> _EXERCISE TASK_:
Copy the rows below, changing each "ciphertext" to "encrypted text" and keeping everything else the same. Leave the pictures out.

■ ■ ■ ■

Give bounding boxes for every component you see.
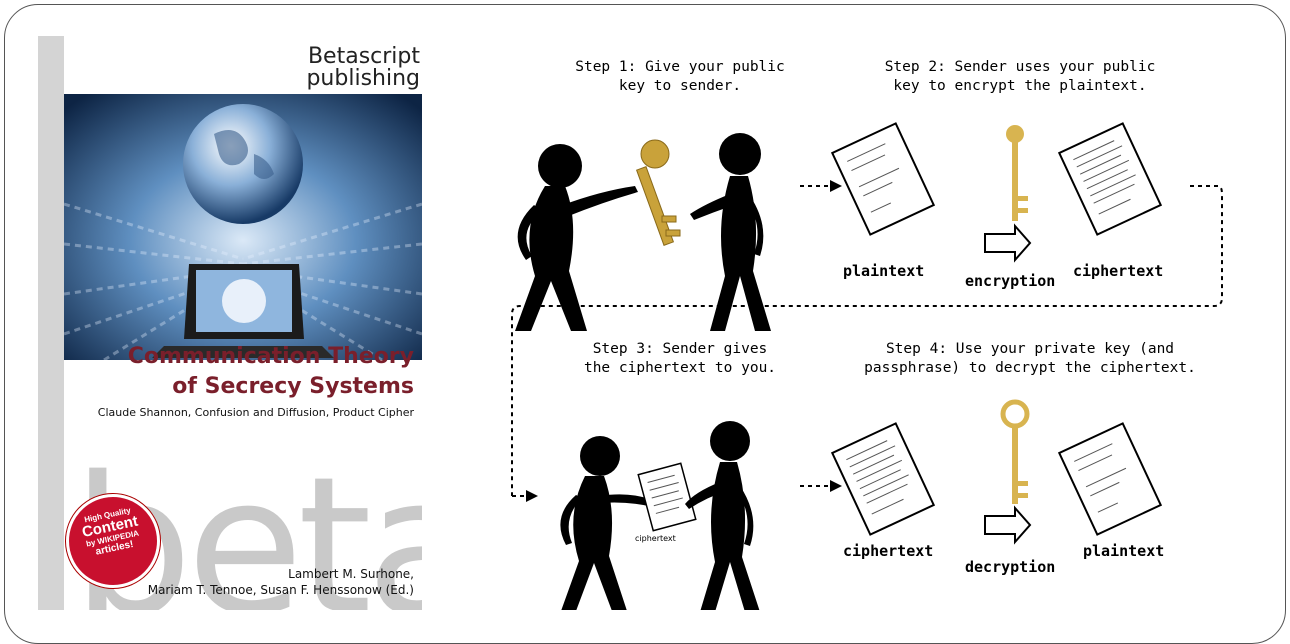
row2-ciphertext-label: ciphertext xyxy=(843,542,934,560)
row1-plaintext-label: plaintext xyxy=(843,262,925,280)
book-title: Communication Theory of Secrecy Systems xyxy=(127,344,414,399)
private-key-icon xyxy=(1000,399,1030,504)
plaintext-document-icon xyxy=(830,122,936,236)
ciphertext-document-icon-row2 xyxy=(830,422,936,536)
handed-ciphertext-document xyxy=(637,462,697,532)
encryption-label: encryption xyxy=(965,272,1056,290)
decryption-label: decryption xyxy=(965,558,1056,576)
ciphertext-document-icon xyxy=(1057,122,1163,236)
sender-figure-step1 xyxy=(515,144,638,331)
row2-plaintext-label: plaintext xyxy=(1083,542,1165,560)
receiver-figure-step1 xyxy=(690,133,771,331)
book-authors: Lambert M. Surhone, Mariam T. Tennoe, Su… xyxy=(147,567,414,597)
book-cover: Betascript publishing xyxy=(38,36,422,610)
handed-doc-label: ciphertext xyxy=(635,534,676,543)
row1-ciphertext-label: ciphertext xyxy=(1073,262,1164,280)
cover-image-globe-laptop xyxy=(64,94,422,360)
public-key-icon xyxy=(635,139,681,246)
decryption-arrow-icon xyxy=(984,505,1032,545)
sender-figure-step3 xyxy=(560,436,655,610)
encryption-key-icon xyxy=(1006,125,1028,221)
book-subtitle: Claude Shannon, Confusion and Diffusion,… xyxy=(97,406,414,419)
book-spine xyxy=(38,36,64,610)
encryption-arrow-icon xyxy=(984,223,1032,263)
diagram-graphics xyxy=(511,122,1223,610)
publisher-logo: Betascript publishing xyxy=(306,44,420,91)
plaintext-document-icon-row2 xyxy=(1057,422,1163,536)
receiver-figure-step3 xyxy=(685,421,760,610)
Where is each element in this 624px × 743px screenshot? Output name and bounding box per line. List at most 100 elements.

■ ■ ■ ■

> _TASK OUTPUT_:
Give bounding boxes for every component you see.
row2-encrypted text-label: encrypted text xyxy=(843,542,934,560)
row1-plaintext-label: plaintext xyxy=(843,262,925,280)
book-title: Communication Theory of Secrecy Systems xyxy=(127,344,414,399)
private-key-icon xyxy=(1000,399,1030,504)
plaintext-document-icon xyxy=(830,122,936,236)
encrypted text-document-icon-row2 xyxy=(830,422,936,536)
handed-encrypted text-document xyxy=(637,462,697,532)
encryption-label: encryption xyxy=(965,272,1056,290)
decryption-label: decryption xyxy=(965,558,1056,576)
encrypted text-document-icon xyxy=(1057,122,1163,236)
sender-figure-step1 xyxy=(515,144,638,331)
row2-plaintext-label: plaintext xyxy=(1083,542,1165,560)
receiver-figure-step1 xyxy=(690,133,771,331)
book-authors: Lambert M. Surhone, Mariam T. Tennoe, Su… xyxy=(147,567,414,597)
book-cover: Betascript publishing xyxy=(38,36,422,610)
handed-doc-label: encrypted text xyxy=(635,534,676,543)
row1-encrypted text-label: encrypted text xyxy=(1073,262,1164,280)
cover-image-globe-laptop xyxy=(64,94,422,360)
public-key-icon xyxy=(635,139,681,246)
decryption-arrow-icon xyxy=(984,505,1032,545)
sender-figure-step3 xyxy=(560,436,655,610)
encryption-key-icon xyxy=(1006,125,1028,221)
book-subtitle: Claude Shannon, Confusion and Diffusion,… xyxy=(97,406,414,419)
book-spine xyxy=(38,36,64,610)
encryption-arrow-icon xyxy=(984,223,1032,263)
diagram-graphics xyxy=(511,122,1223,610)
publisher-logo: Betascript publishing xyxy=(306,44,420,91)
plaintext-document-icon-row2 xyxy=(1057,422,1163,536)
receiver-figure-step3 xyxy=(685,421,760,610)
Where is each element in this 624px × 743px screenshot? Output name and bounding box per line. List at most 100 elements.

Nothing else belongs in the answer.